Set task:
After locating the line that contains "Extract all readable text from this page.", quote it and all lines after it through the end of the entries, and nothing more. Pictures stay out.

Entries shown:
"""
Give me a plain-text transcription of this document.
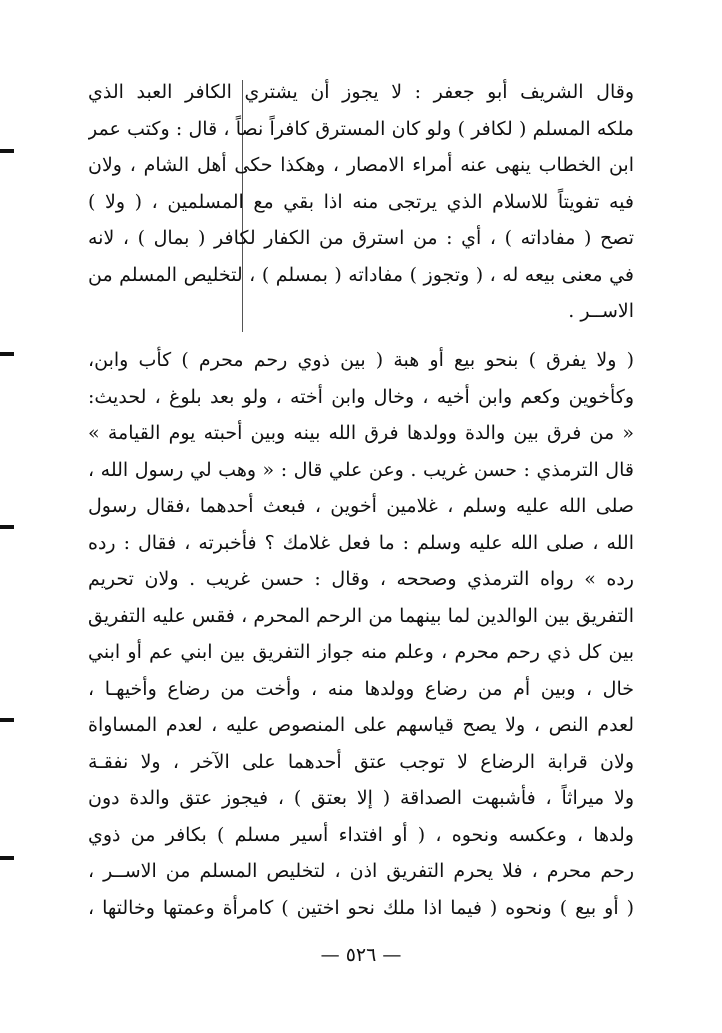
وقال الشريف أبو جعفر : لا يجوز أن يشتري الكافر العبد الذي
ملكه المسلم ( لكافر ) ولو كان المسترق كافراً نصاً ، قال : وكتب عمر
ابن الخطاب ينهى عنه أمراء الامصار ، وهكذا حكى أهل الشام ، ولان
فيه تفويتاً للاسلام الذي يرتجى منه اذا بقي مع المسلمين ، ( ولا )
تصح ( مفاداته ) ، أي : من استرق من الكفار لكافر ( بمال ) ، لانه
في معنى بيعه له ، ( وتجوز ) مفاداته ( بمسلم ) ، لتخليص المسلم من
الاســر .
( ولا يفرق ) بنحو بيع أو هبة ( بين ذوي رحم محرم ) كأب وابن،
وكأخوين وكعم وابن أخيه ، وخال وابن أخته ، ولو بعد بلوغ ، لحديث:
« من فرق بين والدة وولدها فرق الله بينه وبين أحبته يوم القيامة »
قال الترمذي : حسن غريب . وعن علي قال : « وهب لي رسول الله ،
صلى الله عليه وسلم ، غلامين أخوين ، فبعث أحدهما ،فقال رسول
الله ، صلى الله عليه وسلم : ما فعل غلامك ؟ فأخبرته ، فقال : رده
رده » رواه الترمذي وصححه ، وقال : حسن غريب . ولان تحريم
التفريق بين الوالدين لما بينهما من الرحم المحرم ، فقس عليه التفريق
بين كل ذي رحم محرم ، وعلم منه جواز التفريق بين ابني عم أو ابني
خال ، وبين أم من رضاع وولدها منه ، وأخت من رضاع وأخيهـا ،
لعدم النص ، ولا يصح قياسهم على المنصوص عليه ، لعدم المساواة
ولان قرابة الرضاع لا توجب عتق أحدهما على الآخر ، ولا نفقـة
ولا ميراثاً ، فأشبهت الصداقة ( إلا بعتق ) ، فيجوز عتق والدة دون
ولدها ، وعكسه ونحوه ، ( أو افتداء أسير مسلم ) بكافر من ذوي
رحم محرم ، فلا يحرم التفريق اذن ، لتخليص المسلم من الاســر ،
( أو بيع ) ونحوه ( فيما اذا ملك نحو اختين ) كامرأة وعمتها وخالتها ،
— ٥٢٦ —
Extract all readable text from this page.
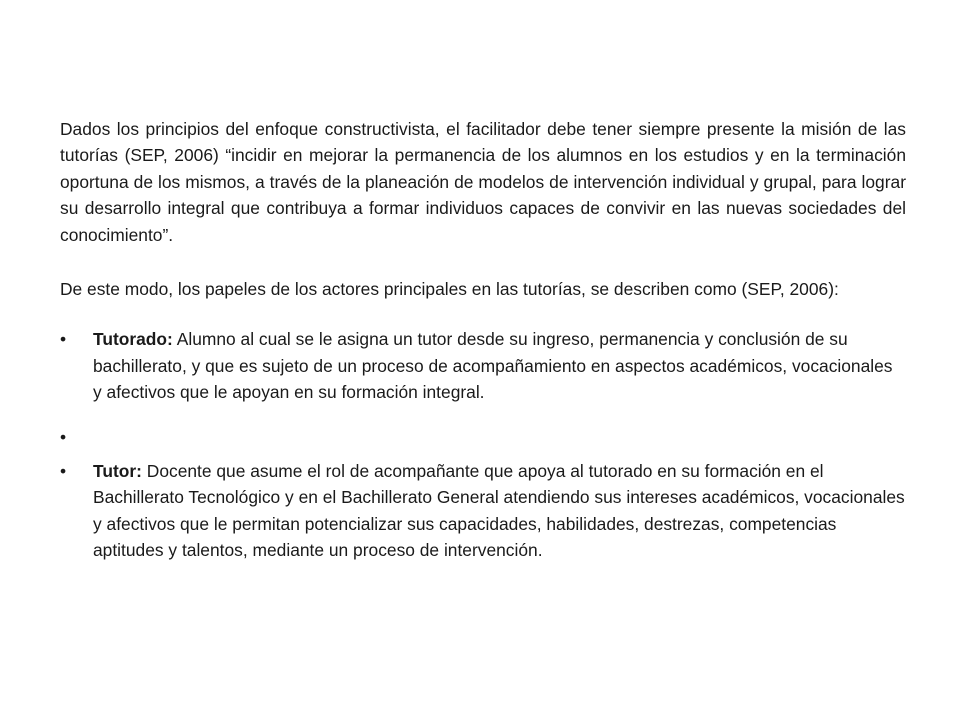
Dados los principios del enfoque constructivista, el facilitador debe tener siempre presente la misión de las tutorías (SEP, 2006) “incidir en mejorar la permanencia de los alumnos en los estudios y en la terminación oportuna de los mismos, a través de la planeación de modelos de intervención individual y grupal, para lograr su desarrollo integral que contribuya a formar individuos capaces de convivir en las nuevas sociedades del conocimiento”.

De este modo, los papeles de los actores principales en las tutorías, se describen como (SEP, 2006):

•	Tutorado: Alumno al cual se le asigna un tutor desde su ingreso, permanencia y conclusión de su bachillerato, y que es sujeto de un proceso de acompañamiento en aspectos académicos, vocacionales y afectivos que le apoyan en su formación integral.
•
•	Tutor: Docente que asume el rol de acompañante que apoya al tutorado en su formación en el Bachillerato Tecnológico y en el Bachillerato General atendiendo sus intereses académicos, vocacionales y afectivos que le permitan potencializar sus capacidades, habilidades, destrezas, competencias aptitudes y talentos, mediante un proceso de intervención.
"""
Answer below:
Extract all readable text from this page.
Dados los principios del enfoque constructivista, el facilitador debe tener siempre presente la misión de las tutorías (SEP, 2006) “incidir en mejorar la permanencia de los alumnos en los estudios y en la terminación oportuna de los mismos, a través de la planeación de modelos de intervención individual y grupal, para lograr su desarrollo integral que contribuya a formar individuos capaces de convivir en las nuevas sociedades del conocimiento”.

De este modo, los papeles de los actores principales en las tutorías, se describen como (SEP, 2006):

•	Tutorado: Alumno al cual se le asigna un tutor desde su ingreso, permanencia y conclusión de su bachillerato, y que es sujeto de un proceso de acompañamiento en aspectos académicos, vocacionales y afectivos que le apoyan en su formación integral.
•
•	Tutor: Docente que asume el rol de acompañante que apoya al tutorado en su formación en el Bachillerato Tecnológico y en el Bachillerato General atendiendo sus intereses académicos, vocacionales y afectivos que le permitan potencializar sus capacidades, habilidades, destrezas, competencias aptitudes y talentos, mediante un proceso de intervención.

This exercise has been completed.